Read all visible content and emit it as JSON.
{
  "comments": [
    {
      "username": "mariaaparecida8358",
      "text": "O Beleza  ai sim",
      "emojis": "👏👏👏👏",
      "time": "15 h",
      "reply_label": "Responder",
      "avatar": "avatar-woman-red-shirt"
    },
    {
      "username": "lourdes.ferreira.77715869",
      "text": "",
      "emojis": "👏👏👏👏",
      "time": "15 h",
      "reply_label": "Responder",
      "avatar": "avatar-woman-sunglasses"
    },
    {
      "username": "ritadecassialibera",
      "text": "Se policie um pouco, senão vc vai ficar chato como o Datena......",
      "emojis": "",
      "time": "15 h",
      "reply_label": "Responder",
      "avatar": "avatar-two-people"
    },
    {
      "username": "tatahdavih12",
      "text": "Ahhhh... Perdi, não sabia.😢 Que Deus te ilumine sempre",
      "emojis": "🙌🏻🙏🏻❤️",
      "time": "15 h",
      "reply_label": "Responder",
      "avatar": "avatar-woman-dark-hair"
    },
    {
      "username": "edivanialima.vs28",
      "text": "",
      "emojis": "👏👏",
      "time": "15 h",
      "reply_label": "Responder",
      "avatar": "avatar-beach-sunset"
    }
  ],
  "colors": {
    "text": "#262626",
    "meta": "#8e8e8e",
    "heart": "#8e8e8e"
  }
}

━━━━━━

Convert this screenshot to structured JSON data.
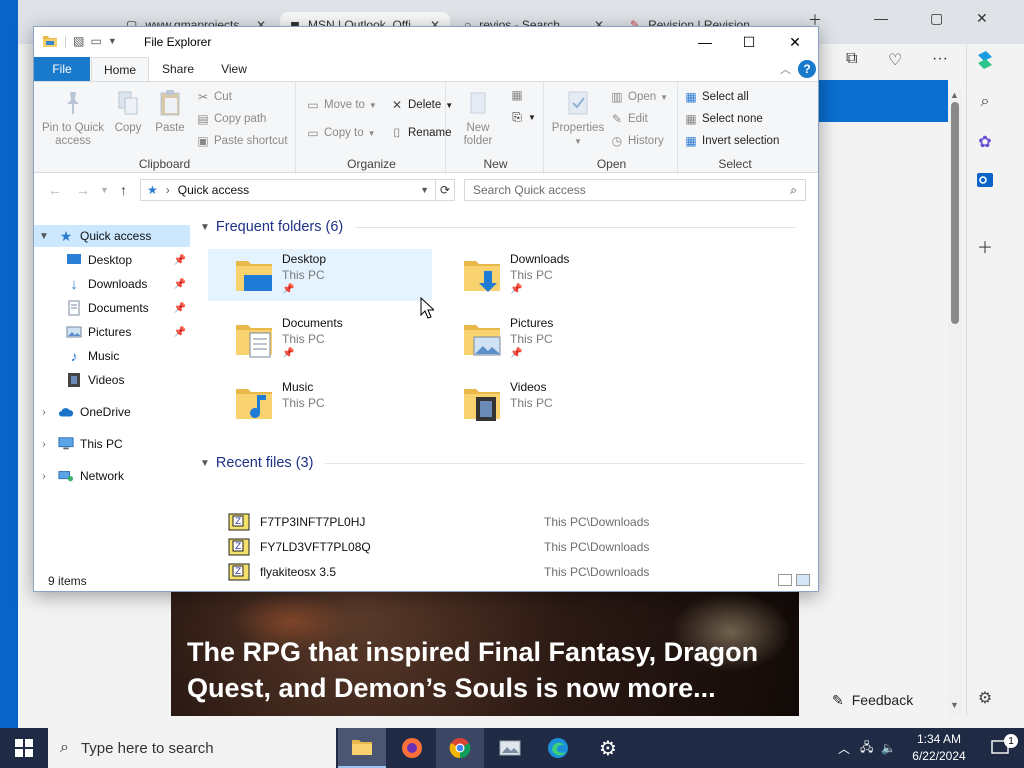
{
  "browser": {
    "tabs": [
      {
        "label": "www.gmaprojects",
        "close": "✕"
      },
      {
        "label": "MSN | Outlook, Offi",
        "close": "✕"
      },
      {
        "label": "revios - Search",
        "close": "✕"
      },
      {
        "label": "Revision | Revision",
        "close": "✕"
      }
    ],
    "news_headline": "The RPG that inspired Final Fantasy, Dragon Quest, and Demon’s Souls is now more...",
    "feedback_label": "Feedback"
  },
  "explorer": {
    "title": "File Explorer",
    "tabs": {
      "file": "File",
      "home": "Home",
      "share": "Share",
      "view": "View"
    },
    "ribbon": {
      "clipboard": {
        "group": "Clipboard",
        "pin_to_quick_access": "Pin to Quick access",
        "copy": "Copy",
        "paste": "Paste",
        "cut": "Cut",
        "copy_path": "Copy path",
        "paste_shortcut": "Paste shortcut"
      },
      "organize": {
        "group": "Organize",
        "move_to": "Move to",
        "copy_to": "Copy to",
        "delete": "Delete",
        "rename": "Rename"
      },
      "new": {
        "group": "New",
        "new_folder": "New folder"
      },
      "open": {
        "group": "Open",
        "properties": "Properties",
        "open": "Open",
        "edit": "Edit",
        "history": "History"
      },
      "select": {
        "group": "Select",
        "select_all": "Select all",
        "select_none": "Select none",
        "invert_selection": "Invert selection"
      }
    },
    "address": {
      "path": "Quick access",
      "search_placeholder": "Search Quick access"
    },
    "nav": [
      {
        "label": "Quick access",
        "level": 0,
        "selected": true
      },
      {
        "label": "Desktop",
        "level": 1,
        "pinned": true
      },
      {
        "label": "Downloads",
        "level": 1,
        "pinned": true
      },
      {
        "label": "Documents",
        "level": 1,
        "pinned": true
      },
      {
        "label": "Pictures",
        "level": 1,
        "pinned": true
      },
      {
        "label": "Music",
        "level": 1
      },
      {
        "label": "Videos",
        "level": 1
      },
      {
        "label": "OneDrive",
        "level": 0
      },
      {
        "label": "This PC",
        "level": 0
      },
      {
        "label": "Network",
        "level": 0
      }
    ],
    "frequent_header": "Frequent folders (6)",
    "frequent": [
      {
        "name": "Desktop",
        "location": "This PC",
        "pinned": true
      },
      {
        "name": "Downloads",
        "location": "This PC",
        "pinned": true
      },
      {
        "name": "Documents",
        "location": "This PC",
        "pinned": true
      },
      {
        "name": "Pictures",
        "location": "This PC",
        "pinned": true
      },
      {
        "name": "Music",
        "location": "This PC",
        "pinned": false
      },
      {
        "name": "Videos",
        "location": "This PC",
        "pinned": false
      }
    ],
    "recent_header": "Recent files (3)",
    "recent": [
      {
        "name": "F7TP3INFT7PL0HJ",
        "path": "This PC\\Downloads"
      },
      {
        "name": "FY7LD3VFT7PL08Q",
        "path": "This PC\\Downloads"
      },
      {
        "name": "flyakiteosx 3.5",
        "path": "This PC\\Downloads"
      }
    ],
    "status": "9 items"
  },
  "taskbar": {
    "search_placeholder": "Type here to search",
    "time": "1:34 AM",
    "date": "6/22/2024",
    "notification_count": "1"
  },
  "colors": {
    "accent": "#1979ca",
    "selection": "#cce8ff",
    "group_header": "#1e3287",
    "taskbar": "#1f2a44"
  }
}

━━━━━━

WORK TO BE COMPLETED:
Return each line where "selection" shows up.

REPLY TO THE EXERCISE:
        "invert_selection": "Invert selection"
    "selection": "#cce8ff",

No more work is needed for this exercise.